Source passage: Begin
Can your theology handle this book? Or, are you more comfortable ignoring these dark periods in the Bible? Are you more comfortable giving God an extreme makeover so that he is nicer and more palatable?

Lamentations forces those of us who affirm the authority and inerrancy of the Bible to come to grips with a God who gets really angry at sin and then shows it in judgment. This is who he is throughout the Bible, not just in Lamentations.


Why does God do this? In particular, why does he do it to his people Israel?

It is because they were really, really bad.

In chapter 1.8 we read it is because they have “sinned grievously therefore she has become filthy.” They did not listen to God’s word but to false prophets (2.14).

The bottom line here is that all of the wrath and subsequent pain that is experienced (and it is brutal) is because of personal sin. There is rape, killing, and parents disregarding the value of their children in order to accommodate and save themselves. This is indicative of and a result of human depravity.

When we look at the world around us today we see these same unsettling headlines. Why? It is because humanity is sinful. We don’t just do bad things we are bad people.

When you read through this book what do you do with all of the horrific things that happened? How do you process them?

They can’t be simply tied to an underdeveloped, uneducated culture. After all, these things still happen today. Let’s be honest, it testifies to the utter sinfulness, the depravity of humanity.

Can your theology handle the book of Lamentations?


Amid the funeral dirge we read several aspects of God’s faithfulness to his covenant promises. Doesn’t this type of thing strike you as odd at in a funeral poem?

Remember my affliction and my wanderings, the wormwood and the gall! My soul continually remembers it and is bowed down within me. But this I call to mind, and therefore I have hope: The steadfast love of the Lord never ceases; his mercies never come to an end; they are new every morning; great is your faithfulness. “The Lord is my portion,” says my soul, “therefore I will hope in him.”” (Lamentations 3:19–24)

The writer here is the comforted by the character of God. Doesn’t it strike you as odd that it is the one who brings the wrath is also the one who brings the comfort? It is like the 2nd Psalm whereby there is no refuge from him but there is refuge in him.

In this case this comfort is specifically said to be tethered to God’s faithfulness, that is, his covenant love for his people.

Listen, this song of grace must be extremely loud to drown out the collective cries of anguish over sin. And it is.
Source passage: End
Provided data: Begin
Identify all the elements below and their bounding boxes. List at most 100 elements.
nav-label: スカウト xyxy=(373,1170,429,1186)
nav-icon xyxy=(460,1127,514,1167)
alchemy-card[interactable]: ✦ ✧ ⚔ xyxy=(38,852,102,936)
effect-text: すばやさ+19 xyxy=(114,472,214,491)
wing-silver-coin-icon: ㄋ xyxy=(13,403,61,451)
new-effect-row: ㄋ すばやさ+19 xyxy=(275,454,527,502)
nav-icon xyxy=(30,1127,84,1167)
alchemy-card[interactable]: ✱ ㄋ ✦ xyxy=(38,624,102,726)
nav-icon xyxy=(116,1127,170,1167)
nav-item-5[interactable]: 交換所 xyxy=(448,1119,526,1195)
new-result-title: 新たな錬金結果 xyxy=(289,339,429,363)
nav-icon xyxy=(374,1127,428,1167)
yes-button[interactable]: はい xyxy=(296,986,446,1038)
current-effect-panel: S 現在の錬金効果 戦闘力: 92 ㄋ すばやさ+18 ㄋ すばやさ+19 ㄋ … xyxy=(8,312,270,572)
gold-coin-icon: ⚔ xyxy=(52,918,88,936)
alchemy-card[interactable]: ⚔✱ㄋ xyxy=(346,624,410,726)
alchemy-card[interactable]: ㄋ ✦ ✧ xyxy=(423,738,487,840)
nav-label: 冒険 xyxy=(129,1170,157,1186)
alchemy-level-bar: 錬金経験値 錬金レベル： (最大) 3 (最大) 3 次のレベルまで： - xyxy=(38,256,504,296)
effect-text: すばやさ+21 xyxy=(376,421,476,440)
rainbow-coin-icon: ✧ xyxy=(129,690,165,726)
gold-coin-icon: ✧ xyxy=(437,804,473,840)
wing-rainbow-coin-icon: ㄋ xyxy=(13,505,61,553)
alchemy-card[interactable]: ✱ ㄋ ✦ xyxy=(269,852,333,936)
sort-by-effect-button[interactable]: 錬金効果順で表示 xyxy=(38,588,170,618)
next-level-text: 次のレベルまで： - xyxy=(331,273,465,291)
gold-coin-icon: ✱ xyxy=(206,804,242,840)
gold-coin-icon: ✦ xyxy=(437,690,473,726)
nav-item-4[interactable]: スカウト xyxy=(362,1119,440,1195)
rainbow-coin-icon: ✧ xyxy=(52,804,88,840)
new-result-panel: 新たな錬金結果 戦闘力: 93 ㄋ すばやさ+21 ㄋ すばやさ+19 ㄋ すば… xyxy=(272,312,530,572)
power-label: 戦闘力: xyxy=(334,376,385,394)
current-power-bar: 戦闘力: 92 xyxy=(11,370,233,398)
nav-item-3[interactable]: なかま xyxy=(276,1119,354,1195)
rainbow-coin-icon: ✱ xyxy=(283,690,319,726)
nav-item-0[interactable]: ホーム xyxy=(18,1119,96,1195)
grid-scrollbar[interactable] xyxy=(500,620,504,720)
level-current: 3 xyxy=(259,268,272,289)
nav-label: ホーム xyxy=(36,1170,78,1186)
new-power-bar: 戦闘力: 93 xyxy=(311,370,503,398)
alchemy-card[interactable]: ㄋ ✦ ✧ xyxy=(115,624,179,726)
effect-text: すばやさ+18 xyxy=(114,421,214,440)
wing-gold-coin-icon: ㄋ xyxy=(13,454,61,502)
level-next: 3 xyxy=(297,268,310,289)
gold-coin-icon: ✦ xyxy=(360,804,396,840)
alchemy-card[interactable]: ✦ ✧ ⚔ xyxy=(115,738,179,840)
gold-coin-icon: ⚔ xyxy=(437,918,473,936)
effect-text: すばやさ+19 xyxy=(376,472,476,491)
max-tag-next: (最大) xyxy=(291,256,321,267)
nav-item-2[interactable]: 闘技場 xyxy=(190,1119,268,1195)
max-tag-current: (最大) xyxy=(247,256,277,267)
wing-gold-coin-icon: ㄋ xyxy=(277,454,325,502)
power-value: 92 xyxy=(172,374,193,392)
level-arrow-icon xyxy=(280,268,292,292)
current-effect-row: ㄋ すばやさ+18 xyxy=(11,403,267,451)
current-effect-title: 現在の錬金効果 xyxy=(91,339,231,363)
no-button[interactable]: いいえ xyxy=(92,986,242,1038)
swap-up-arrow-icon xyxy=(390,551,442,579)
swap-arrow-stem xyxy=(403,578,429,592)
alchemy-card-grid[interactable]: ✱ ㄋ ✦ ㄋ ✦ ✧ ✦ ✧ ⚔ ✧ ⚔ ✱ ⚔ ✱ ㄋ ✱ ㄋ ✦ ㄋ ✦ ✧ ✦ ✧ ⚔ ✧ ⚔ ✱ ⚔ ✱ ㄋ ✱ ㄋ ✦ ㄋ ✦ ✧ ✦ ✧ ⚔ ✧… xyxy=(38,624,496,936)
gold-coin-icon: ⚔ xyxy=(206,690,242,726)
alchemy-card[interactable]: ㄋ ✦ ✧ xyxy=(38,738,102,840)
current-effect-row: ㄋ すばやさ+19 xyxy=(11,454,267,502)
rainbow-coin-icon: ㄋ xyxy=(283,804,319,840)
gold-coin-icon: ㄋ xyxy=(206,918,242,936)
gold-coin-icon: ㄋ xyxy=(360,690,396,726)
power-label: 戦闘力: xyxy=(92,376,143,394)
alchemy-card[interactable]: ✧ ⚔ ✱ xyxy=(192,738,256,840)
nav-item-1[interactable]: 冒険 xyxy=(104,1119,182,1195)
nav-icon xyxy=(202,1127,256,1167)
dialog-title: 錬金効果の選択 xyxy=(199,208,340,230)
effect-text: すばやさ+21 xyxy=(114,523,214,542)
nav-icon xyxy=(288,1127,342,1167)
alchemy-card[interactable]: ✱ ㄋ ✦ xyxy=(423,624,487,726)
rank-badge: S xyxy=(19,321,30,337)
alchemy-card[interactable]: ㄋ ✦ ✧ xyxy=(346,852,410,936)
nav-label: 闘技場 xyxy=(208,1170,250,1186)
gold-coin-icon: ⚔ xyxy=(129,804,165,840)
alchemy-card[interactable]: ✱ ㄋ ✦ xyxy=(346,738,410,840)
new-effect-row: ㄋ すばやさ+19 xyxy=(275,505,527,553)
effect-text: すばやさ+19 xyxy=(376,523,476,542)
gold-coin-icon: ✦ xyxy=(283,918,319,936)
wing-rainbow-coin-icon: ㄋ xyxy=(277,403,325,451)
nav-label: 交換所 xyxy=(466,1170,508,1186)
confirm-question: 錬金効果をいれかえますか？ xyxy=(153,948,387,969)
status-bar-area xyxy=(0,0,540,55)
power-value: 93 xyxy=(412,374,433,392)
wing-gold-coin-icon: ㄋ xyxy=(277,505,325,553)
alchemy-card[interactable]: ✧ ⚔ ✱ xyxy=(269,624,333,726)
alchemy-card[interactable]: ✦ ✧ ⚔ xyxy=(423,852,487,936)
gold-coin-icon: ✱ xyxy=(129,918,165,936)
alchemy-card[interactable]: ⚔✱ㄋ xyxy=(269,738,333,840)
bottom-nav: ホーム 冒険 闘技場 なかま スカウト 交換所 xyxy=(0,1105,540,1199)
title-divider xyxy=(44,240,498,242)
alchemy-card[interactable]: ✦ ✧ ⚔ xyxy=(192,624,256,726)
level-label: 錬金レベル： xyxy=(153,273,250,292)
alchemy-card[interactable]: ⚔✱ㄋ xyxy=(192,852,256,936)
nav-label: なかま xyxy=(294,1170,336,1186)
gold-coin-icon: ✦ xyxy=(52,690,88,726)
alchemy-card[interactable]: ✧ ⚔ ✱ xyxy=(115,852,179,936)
Provided data: End
(Using the information)
#1 Summarize the Lamentations passage in two sentences.
#2 Carry on the Lamentations passage, starting after its final sentence.

(Exercise results)
#1 The Lamentations passage argues that the book forces readers to face a God who gets really angry at sin and shows it in judgment, and that the brutal suffering it describes, including rape, killing, and parents disregarding their children, results from the sin and depravity of his people Israel, a depravity still seen in today's headlines. Amid this funeral dirge, the writer is comforted by God's steadfast love and faithfulness to his covenant promises, a song of grace loud enough to drown out the cries of anguish over sin.

#2
Can your theology handle such lavish grace?

It is abundant and immeasurable grace because it covers abundant and infinite sin!

Even (perhaps especially) in Lamentations, amid the funeral, there is a repudiation of works righteousness and a promotion of the grace of God.


In Lamentations we have God crushing his people Israel because of their sin. Their sin is rampant and repulsive. This is exacerbated by the fact that Israel is God’s chosen people. He loves them. They are his nation.

In the New Testament we have God reacting to sin by crushing someone even more special than a nation of people. In the Gospel Narratives we read of God crushing his own beloved and dear Son for sin (John 3.16; Col. 1.13). But note the twist: it is not because of his sin that he is judged upon the cross but for the sins of his people (1 Pet. 3.18).

Our sin is not any less rampant or repugnant to the divine nostrils than at the time of Lamentations. Sin is and always will be wicked before God.

In the gospel, through the work of Christ, we have Lamentations come into full view.

  • We understand that God is a judging God—for he has judged his own son for our sins.
  • We understand that we are sinners—God has crushed his own son in our place so that justice might be paid.
  • We understand that grace is abundant—God has acted upon his promises of forgiveness by lavishing his people in grace.

You have to see that there is a lot more at stake here than at first glance. If you can’t handle the themes and trajectories of Lamentations then you can’t handle the gospel. Every thread in this book is divinely stitched to Calvary.

Therefore, take up and read Lamentations! And, where necessary, tweak your theology by the Bible (2 Tim. 3.16-17).